> [What the task asks]:
Copy each of the following rows exactly, character for character.

— Begin Provided data —

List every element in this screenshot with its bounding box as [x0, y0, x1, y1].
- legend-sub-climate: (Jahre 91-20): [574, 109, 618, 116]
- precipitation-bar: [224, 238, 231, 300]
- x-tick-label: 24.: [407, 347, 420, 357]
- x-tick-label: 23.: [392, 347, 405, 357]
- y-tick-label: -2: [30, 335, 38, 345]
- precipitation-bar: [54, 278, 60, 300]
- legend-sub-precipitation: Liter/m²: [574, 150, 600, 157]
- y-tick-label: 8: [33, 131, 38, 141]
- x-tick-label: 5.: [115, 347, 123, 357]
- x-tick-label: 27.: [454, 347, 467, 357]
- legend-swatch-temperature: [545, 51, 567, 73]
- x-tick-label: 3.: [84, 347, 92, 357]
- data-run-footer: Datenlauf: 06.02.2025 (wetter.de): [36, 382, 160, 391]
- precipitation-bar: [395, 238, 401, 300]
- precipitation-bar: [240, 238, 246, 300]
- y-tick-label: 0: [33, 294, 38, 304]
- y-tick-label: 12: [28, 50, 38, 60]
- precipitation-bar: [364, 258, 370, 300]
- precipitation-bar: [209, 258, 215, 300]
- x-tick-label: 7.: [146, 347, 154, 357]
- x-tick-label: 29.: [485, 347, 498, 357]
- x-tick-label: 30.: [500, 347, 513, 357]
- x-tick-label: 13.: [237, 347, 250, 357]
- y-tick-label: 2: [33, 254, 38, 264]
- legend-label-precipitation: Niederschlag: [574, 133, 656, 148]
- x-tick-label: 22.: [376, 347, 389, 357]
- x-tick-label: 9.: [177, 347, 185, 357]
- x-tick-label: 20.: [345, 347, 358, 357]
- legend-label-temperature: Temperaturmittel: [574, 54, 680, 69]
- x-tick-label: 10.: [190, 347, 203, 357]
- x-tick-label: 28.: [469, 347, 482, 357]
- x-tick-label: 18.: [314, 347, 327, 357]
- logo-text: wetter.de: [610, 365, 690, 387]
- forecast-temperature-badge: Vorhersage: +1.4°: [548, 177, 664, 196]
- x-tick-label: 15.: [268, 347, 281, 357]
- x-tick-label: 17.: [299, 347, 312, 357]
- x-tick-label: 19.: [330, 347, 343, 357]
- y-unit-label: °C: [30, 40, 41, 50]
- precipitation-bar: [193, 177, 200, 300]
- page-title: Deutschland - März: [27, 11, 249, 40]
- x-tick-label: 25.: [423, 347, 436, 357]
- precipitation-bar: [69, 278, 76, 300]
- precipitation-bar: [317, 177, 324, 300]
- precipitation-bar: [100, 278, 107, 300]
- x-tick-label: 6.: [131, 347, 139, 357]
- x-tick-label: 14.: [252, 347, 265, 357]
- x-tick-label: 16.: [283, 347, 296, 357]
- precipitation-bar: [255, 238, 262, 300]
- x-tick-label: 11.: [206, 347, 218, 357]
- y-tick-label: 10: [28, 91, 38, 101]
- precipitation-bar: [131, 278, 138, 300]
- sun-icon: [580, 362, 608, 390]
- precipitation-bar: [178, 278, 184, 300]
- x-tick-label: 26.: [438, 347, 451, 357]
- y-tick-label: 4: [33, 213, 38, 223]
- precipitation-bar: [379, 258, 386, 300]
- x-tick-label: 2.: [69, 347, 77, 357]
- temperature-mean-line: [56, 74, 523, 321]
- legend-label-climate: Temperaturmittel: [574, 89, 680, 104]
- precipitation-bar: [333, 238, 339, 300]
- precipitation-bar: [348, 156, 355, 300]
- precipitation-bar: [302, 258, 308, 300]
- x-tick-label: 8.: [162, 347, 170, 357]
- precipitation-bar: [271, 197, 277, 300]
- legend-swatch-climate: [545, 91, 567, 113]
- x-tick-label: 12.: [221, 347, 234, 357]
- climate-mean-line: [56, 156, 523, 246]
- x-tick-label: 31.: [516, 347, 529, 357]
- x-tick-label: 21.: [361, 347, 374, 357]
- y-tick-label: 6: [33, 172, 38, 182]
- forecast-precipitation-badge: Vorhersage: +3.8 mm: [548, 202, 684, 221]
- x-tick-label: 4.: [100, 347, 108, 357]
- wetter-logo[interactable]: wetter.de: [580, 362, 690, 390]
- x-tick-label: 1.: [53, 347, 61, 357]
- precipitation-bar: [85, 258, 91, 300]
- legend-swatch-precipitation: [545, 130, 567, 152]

— End Provided data —

> [Reply to the exercise]:
List every element in this screenshot with its bounding box as [x0, y0, x1, y1].
- legend-sub-climate: (Jahre 91-20): [574, 109, 618, 116]
- precipitation-bar: [224, 238, 231, 300]
- x-tick-label: 24.: [407, 347, 420, 357]
- x-tick-label: 23.: [392, 347, 405, 357]
- y-tick-label: -2: [30, 335, 38, 345]
- precipitation-bar: [54, 278, 60, 300]
- legend-sub-precipitation: Liter/m²: [574, 150, 600, 157]
- y-tick-label: 8: [33, 131, 38, 141]
- x-tick-label: 5.: [115, 347, 123, 357]
- x-tick-label: 27.: [454, 347, 467, 357]
- legend-swatch-temperature: [545, 51, 567, 73]
- x-tick-label: 3.: [84, 347, 92, 357]
- data-run-footer: Datenlauf: 06.02.2025 (wetter.de): [36, 382, 160, 391]
- precipitation-bar: [395, 238, 401, 300]
- precipitation-bar: [240, 238, 246, 300]
- y-tick-label: 0: [33, 294, 38, 304]
- y-tick-label: 12: [28, 50, 38, 60]
- precipitation-bar: [364, 258, 370, 300]
- precipitation-bar: [209, 258, 215, 300]
- x-tick-label: 7.: [146, 347, 154, 357]
- x-tick-label: 29.: [485, 347, 498, 357]
- x-tick-label: 30.: [500, 347, 513, 357]
- x-tick-label: 13.: [237, 347, 250, 357]
- y-tick-label: 2: [33, 254, 38, 264]
- legend-label-precipitation: Niederschlag: [574, 133, 656, 148]
- x-tick-label: 22.: [376, 347, 389, 357]
- x-tick-label: 9.: [177, 347, 185, 357]
- x-tick-label: 20.: [345, 347, 358, 357]
- legend-label-temperature: Temperaturmittel: [574, 54, 680, 69]
- x-tick-label: 10.: [190, 347, 203, 357]
- x-tick-label: 28.: [469, 347, 482, 357]
- x-tick-label: 18.: [314, 347, 327, 357]
- logo-text: wetter.de: [610, 365, 690, 387]
- forecast-temperature-badge: Vorhersage: +1.4°: [548, 177, 664, 196]
- x-tick-label: 15.: [268, 347, 281, 357]
- x-tick-label: 17.: [299, 347, 312, 357]
- x-tick-label: 19.: [330, 347, 343, 357]
- y-unit-label: °C: [30, 40, 41, 50]
- precipitation-bar: [193, 177, 200, 300]
- page-title: Deutschland - März: [27, 11, 249, 40]
- x-tick-label: 25.: [423, 347, 436, 357]
- precipitation-bar: [69, 278, 76, 300]
- precipitation-bar: [317, 177, 324, 300]
- precipitation-bar: [100, 278, 107, 300]
- x-tick-label: 6.: [131, 347, 139, 357]
- x-tick-label: 14.: [252, 347, 265, 357]
- x-tick-label: 16.: [283, 347, 296, 357]
- precipitation-bar: [255, 238, 262, 300]
- x-tick-label: 11.: [206, 347, 218, 357]
- y-tick-label: 10: [28, 91, 38, 101]
- precipitation-bar: [131, 278, 138, 300]
- sun-icon: [580, 362, 608, 390]
- precipitation-bar: [178, 278, 184, 300]
- x-tick-label: 26.: [438, 347, 451, 357]
- y-tick-label: 4: [33, 213, 38, 223]
- precipitation-bar: [379, 258, 386, 300]
- x-tick-label: 2.: [69, 347, 77, 357]
- temperature-mean-line: [56, 74, 523, 321]
- legend-label-climate: Temperaturmittel: [574, 89, 680, 104]
- precipitation-bar: [333, 238, 339, 300]
- precipitation-bar: [348, 156, 355, 300]
- precipitation-bar: [302, 258, 308, 300]
- x-tick-label: 8.: [162, 347, 170, 357]
- precipitation-bar: [271, 197, 277, 300]
- legend-swatch-climate: [545, 91, 567, 113]
- x-tick-label: 12.: [221, 347, 234, 357]
- climate-mean-line: [56, 156, 523, 246]
- x-tick-label: 31.: [516, 347, 529, 357]
- x-tick-label: 21.: [361, 347, 374, 357]
- y-tick-label: 6: [33, 172, 38, 182]
- forecast-precipitation-badge: Vorhersage: +3.8 mm: [548, 202, 684, 221]
- x-tick-label: 4.: [100, 347, 108, 357]
- wetter-logo[interactable]: wetter.de: [580, 362, 690, 390]
- x-tick-label: 1.: [53, 347, 61, 357]
- precipitation-bar: [85, 258, 91, 300]
- legend-swatch-precipitation: [545, 130, 567, 152]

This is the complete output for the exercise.